**** Listed records ****

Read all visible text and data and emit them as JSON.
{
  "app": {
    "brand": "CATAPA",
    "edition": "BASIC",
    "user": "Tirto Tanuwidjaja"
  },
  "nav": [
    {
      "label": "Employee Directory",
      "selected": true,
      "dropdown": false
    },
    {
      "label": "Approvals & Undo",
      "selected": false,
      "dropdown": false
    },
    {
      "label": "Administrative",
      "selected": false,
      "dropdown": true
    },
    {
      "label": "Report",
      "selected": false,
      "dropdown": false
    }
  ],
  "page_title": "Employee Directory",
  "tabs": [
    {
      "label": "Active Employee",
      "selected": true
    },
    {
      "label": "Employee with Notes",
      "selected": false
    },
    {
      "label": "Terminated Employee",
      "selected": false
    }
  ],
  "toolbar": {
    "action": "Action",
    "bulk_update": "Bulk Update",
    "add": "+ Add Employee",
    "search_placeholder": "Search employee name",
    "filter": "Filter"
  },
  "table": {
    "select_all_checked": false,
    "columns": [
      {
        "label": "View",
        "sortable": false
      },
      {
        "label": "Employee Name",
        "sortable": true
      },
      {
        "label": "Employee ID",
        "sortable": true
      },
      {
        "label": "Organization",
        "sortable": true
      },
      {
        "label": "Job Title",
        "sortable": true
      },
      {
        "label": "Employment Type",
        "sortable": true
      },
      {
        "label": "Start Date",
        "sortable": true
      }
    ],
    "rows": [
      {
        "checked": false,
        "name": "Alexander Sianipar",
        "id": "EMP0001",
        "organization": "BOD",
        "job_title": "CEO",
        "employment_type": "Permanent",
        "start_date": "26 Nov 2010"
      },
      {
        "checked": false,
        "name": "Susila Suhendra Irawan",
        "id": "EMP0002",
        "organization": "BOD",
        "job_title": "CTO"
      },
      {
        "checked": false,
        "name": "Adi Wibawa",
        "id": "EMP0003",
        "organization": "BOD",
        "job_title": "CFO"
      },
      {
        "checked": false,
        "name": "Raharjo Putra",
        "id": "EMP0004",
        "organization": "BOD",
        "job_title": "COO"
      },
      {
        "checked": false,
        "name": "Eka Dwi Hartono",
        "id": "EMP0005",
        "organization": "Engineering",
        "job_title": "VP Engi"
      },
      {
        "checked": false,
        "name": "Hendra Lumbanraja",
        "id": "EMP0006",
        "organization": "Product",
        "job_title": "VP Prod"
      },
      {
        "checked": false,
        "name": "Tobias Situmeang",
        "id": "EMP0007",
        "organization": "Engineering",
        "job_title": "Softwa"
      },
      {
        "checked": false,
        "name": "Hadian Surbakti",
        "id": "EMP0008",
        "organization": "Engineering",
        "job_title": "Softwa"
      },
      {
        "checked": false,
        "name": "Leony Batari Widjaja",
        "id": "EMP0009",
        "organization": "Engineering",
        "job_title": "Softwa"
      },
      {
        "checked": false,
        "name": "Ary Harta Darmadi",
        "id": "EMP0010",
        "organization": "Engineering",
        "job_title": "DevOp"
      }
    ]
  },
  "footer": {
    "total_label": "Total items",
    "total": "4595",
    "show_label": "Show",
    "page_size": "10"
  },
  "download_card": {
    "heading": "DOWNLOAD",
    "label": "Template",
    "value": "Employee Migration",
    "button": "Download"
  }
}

****

▶ _Work required_: Looking at the records above, count the lines where the word "Directory" appears. State only the number.

▶ _Result_: 2